DO THIS:
Look through the data below and count each line where the word "Identity" appears. Reply with the count alone.

RAW RECORDS:
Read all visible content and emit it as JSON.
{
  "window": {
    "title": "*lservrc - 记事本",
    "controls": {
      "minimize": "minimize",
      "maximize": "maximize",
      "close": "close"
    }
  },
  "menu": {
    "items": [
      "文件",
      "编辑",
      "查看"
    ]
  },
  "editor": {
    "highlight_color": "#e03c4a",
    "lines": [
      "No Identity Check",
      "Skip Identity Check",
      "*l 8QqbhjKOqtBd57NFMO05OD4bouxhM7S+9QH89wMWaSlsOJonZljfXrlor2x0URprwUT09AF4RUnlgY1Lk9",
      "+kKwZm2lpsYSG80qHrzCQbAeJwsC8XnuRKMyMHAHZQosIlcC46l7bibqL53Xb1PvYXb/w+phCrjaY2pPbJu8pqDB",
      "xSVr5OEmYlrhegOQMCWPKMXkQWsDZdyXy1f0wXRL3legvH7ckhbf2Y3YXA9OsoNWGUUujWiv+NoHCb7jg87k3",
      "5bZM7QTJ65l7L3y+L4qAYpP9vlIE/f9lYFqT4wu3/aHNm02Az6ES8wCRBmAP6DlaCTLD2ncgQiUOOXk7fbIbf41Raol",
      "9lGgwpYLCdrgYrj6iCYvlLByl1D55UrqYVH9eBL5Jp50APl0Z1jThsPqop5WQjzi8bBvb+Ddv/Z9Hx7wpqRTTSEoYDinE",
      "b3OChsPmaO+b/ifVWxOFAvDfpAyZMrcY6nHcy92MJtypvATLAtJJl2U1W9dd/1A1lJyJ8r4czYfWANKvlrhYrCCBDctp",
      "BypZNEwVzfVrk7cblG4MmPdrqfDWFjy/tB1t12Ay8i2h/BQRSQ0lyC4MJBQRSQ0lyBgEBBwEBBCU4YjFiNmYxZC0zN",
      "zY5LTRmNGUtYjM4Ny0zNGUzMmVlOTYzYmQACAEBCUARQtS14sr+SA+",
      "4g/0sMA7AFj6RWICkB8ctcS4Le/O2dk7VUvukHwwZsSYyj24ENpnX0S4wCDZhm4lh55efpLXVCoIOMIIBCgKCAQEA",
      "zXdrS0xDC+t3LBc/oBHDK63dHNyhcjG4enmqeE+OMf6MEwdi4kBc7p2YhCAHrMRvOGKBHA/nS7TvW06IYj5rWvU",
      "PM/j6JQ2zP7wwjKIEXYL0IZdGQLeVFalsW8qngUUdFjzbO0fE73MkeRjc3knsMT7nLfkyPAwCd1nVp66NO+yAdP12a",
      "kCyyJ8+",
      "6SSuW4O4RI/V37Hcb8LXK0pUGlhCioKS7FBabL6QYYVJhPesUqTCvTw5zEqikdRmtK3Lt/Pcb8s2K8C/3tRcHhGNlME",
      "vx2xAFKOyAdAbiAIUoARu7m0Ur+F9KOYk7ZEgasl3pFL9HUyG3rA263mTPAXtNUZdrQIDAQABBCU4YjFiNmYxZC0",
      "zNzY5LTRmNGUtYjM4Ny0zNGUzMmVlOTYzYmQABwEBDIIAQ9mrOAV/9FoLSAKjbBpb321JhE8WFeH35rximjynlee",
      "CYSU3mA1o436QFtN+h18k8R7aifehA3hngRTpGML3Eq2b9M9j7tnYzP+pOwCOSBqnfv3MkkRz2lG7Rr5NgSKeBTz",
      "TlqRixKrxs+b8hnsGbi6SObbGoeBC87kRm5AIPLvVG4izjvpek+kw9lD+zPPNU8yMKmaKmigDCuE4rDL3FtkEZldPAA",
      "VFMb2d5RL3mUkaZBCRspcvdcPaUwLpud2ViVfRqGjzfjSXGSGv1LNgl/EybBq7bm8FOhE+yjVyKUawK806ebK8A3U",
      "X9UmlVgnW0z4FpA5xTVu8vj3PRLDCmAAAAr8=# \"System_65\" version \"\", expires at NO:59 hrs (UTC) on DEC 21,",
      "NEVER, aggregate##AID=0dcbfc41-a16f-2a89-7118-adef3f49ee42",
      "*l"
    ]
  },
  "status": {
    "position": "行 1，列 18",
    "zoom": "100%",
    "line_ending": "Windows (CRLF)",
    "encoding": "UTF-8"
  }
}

ANSWER TO THIS PROBLEM:
2